→ **Entries**:
[START]

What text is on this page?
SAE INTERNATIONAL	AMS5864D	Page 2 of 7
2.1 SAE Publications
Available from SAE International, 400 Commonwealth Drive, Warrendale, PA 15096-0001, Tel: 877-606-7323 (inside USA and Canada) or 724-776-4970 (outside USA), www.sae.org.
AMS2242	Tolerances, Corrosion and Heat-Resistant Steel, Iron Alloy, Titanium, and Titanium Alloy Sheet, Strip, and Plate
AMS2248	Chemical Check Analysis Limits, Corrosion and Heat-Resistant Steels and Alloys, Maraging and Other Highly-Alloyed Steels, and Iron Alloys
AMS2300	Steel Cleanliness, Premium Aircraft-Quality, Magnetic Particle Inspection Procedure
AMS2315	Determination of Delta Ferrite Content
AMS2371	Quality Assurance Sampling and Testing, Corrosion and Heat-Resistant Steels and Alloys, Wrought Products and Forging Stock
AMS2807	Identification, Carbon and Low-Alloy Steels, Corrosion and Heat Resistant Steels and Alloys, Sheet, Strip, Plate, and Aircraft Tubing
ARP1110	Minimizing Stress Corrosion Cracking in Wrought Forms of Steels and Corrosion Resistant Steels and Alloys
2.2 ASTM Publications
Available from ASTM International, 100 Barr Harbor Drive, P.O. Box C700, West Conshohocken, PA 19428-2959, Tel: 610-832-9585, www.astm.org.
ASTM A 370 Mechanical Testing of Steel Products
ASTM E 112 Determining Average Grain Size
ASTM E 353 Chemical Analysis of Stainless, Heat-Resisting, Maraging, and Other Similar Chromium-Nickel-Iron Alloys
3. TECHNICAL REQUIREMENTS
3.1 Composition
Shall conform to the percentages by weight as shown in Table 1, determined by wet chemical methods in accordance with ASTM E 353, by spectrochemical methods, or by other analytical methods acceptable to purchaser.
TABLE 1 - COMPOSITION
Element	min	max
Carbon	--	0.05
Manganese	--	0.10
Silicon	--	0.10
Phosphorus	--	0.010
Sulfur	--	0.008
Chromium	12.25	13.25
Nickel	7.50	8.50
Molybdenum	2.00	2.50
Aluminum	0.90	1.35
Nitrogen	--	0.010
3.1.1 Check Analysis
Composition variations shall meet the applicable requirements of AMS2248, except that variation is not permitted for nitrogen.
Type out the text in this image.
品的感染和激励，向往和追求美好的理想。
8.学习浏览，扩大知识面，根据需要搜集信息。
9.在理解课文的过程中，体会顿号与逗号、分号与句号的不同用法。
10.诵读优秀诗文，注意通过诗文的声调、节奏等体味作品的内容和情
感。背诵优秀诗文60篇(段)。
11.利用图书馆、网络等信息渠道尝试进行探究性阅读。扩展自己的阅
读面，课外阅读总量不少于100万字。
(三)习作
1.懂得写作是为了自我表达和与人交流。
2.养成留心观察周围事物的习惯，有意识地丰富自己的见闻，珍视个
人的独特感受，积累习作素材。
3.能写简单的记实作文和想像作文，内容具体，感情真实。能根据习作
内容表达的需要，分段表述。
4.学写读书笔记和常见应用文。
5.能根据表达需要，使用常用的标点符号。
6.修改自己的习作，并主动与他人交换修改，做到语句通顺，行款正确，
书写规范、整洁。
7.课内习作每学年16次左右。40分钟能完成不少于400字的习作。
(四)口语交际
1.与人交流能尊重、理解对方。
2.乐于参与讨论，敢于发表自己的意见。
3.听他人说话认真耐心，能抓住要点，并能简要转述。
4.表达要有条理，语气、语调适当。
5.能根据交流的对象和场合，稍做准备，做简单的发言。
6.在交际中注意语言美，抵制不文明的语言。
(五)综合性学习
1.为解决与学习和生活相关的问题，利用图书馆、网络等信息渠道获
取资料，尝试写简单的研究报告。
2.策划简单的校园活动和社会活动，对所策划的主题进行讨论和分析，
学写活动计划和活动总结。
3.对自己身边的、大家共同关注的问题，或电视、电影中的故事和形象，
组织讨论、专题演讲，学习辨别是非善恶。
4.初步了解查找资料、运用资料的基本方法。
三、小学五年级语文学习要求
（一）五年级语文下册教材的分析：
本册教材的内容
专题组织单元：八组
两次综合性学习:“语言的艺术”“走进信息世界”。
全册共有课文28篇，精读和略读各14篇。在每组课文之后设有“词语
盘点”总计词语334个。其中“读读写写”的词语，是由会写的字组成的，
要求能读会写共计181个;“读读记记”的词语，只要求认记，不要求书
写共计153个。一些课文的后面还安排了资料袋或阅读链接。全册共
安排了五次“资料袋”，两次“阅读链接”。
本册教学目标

[END]

Set out the complete listing exactly as shown.

→ **Complete output**:
What text is on this page?
SAE INTERNATIONAL	AMS5864D	Page 2 of 7
2.1 SAE Publications
Available from SAE International, 400 Commonwealth Drive, Warrendale, PA 15096-0001, Tel: 877-606-7323 (inside USA and Canada) or 724-776-4970 (outside USA), www.sae.org.
AMS2242	Tolerances, Corrosion and Heat-Resistant Steel, Iron Alloy, Titanium, and Titanium Alloy Sheet, Strip, and Plate
AMS2248	Chemical Check Analysis Limits, Corrosion and Heat-Resistant Steels and Alloys, Maraging and Other Highly-Alloyed Steels, and Iron Alloys
AMS2300	Steel Cleanliness, Premium Aircraft-Quality, Magnetic Particle Inspection Procedure
AMS2315	Determination of Delta Ferrite Content
AMS2371	Quality Assurance Sampling and Testing, Corrosion and Heat-Resistant Steels and Alloys, Wrought Products and Forging Stock
AMS2807	Identification, Carbon and Low-Alloy Steels, Corrosion and Heat Resistant Steels and Alloys, Sheet, Strip, Plate, and Aircraft Tubing
ARP1110	Minimizing Stress Corrosion Cracking in Wrought Forms of Steels and Corrosion Resistant Steels and Alloys
2.2 ASTM Publications
Available from ASTM International, 100 Barr Harbor Drive, P.O. Box C700, West Conshohocken, PA 19428-2959, Tel: 610-832-9585, www.astm.org.
ASTM A 370 Mechanical Testing of Steel Products
ASTM E 112 Determining Average Grain Size
ASTM E 353 Chemical Analysis of Stainless, Heat-Resisting, Maraging, and Other Similar Chromium-Nickel-Iron Alloys
3. TECHNICAL REQUIREMENTS
3.1 Composition
Shall conform to the percentages by weight as shown in Table 1, determined by wet chemical methods in accordance with ASTM E 353, by spectrochemical methods, or by other analytical methods acceptable to purchaser.
TABLE 1 - COMPOSITION
Element	min	max
Carbon	--	0.05
Manganese	--	0.10
Silicon	--	0.10
Phosphorus	--	0.010
Sulfur	--	0.008
Chromium	12.25	13.25
Nickel	7.50	8.50
Molybdenum	2.00	2.50
Aluminum	0.90	1.35
Nitrogen	--	0.010
3.1.1 Check Analysis
Composition variations shall meet the applicable requirements of AMS2248, except that variation is not permitted for nitrogen.
Type out the text in this image.
品的感染和激励，向往和追求美好的理想。
8.学习浏览，扩大知识面，根据需要搜集信息。
9.在理解课文的过程中，体会顿号与逗号、分号与句号的不同用法。
10.诵读优秀诗文，注意通过诗文的声调、节奏等体味作品的内容和情
感。背诵优秀诗文60篇(段)。
11.利用图书馆、网络等信息渠道尝试进行探究性阅读。扩展自己的阅
读面，课外阅读总量不少于100万字。
(三)习作
1.懂得写作是为了自我表达和与人交流。
2.养成留心观察周围事物的习惯，有意识地丰富自己的见闻，珍视个
人的独特感受，积累习作素材。
3.能写简单的记实作文和想像作文，内容具体，感情真实。能根据习作
内容表达的需要，分段表述。
4.学写读书笔记和常见应用文。
5.能根据表达需要，使用常用的标点符号。
6.修改自己的习作，并主动与他人交换修改，做到语句通顺，行款正确，
书写规范、整洁。
7.课内习作每学年16次左右。40分钟能完成不少于400字的习作。
(四)口语交际
1.与人交流能尊重、理解对方。
2.乐于参与讨论，敢于发表自己的意见。
3.听他人说话认真耐心，能抓住要点，并能简要转述。
4.表达要有条理，语气、语调适当。
5.能根据交流的对象和场合，稍做准备，做简单的发言。
6.在交际中注意语言美，抵制不文明的语言。
(五)综合性学习
1.为解决与学习和生活相关的问题，利用图书馆、网络等信息渠道获
取资料，尝试写简单的研究报告。
2.策划简单的校园活动和社会活动，对所策划的主题进行讨论和分析，
学写活动计划和活动总结。
3.对自己身边的、大家共同关注的问题，或电视、电影中的故事和形象，
组织讨论、专题演讲，学习辨别是非善恶。
4.初步了解查找资料、运用资料的基本方法。
三、小学五年级语文学习要求
（一）五年级语文下册教材的分析：
本册教材的内容
专题组织单元：八组
两次综合性学习:“语言的艺术”“走进信息世界”。
全册共有课文28篇，精读和略读各14篇。在每组课文之后设有“词语
盘点”总计词语334个。其中“读读写写”的词语，是由会写的字组成的，
要求能读会写共计181个;“读读记记”的词语，只要求认记，不要求书
写共计153个。一些课文的后面还安排了资料袋或阅读链接。全册共
安排了五次“资料袋”，两次“阅读链接”。
本册教学目标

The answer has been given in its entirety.